Output the entries verbatim, including every line.

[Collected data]
— Begin —

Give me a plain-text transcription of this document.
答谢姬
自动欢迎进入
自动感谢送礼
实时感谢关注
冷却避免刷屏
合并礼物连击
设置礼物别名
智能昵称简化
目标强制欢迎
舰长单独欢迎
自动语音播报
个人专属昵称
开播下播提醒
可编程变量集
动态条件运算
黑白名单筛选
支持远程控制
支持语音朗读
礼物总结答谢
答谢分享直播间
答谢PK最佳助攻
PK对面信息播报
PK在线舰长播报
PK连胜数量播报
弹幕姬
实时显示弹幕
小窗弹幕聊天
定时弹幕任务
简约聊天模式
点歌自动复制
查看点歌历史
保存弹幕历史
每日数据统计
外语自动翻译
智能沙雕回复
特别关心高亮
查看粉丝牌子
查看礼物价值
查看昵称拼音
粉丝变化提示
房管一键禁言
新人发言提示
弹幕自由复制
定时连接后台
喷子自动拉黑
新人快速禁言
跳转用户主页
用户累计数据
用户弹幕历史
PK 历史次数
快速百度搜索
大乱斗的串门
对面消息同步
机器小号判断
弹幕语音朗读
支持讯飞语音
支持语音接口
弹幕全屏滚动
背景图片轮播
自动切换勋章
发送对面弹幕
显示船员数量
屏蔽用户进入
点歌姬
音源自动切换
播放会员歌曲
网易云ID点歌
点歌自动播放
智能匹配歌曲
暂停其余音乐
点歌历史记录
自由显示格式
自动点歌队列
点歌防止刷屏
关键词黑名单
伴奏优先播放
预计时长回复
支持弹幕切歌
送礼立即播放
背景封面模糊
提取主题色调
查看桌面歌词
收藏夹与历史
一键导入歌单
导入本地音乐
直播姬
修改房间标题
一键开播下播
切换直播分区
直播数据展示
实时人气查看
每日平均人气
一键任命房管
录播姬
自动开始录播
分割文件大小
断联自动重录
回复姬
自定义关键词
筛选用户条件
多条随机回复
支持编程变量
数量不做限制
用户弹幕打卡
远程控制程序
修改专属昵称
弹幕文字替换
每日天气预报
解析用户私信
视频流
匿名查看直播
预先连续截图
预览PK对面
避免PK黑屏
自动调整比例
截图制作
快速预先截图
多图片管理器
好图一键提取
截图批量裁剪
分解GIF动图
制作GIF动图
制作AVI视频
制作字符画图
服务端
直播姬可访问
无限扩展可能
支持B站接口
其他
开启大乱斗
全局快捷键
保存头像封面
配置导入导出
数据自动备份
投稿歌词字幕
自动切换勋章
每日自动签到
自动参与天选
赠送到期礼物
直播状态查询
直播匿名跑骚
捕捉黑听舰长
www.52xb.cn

— End —

▸ The output
Give me a plain-text transcription of this document.
答谢姬
自动欢迎进入
自动感谢送礼
实时感谢关注
冷却避免刷屏
合并礼物连击
设置礼物别名
智能昵称简化
目标强制欢迎
舰长单独欢迎
自动语音播报
个人专属昵称
开播下播提醒
可编程变量集
动态条件运算
黑白名单筛选
支持远程控制
支持语音朗读
礼物总结答谢
答谢分享直播间
答谢PK最佳助攻
PK对面信息播报
PK在线舰长播报
PK连胜数量播报
弹幕姬
实时显示弹幕
小窗弹幕聊天
定时弹幕任务
简约聊天模式
点歌自动复制
查看点歌历史
保存弹幕历史
每日数据统计
外语自动翻译
智能沙雕回复
特别关心高亮
查看粉丝牌子
查看礼物价值
查看昵称拼音
粉丝变化提示
房管一键禁言
新人发言提示
弹幕自由复制
定时连接后台
喷子自动拉黑
新人快速禁言
跳转用户主页
用户累计数据
用户弹幕历史
PK 历史次数
快速百度搜索
大乱斗的串门
对面消息同步
机器小号判断
弹幕语音朗读
支持讯飞语音
支持语音接口
弹幕全屏滚动
背景图片轮播
自动切换勋章
发送对面弹幕
显示船员数量
屏蔽用户进入
点歌姬
音源自动切换
播放会员歌曲
网易云ID点歌
点歌自动播放
智能匹配歌曲
暂停其余音乐
点歌历史记录
自由显示格式
自动点歌队列
点歌防止刷屏
关键词黑名单
伴奏优先播放
预计时长回复
支持弹幕切歌
送礼立即播放
背景封面模糊
提取主题色调
查看桌面歌词
收藏夹与历史
一键导入歌单
导入本地音乐
直播姬
修改房间标题
一键开播下播
切换直播分区
直播数据展示
实时人气查看
每日平均人气
一键任命房管
录播姬
自动开始录播
分割文件大小
断联自动重录
回复姬
自定义关键词
筛选用户条件
多条随机回复
支持编程变量
数量不做限制
用户弹幕打卡
远程控制程序
修改专属昵称
弹幕文字替换
每日天气预报
解析用户私信
视频流
匿名查看直播
预先连续截图
预览PK对面
避免PK黑屏
自动调整比例
截图制作
快速预先截图
多图片管理器
好图一键提取
截图批量裁剪
分解GIF动图
制作GIF动图
制作AVI视频
制作字符画图
服务端
直播姬可访问
无限扩展可能
支持B站接口
其他
开启大乱斗
全局快捷键
保存头像封面
配置导入导出
数据自动备份
投稿歌词字幕
自动切换勋章
每日自动签到
自动参与天选
赠送到期礼物
直播状态查询
直播匿名跑骚
捕捉黑听舰长
www.52xb.cn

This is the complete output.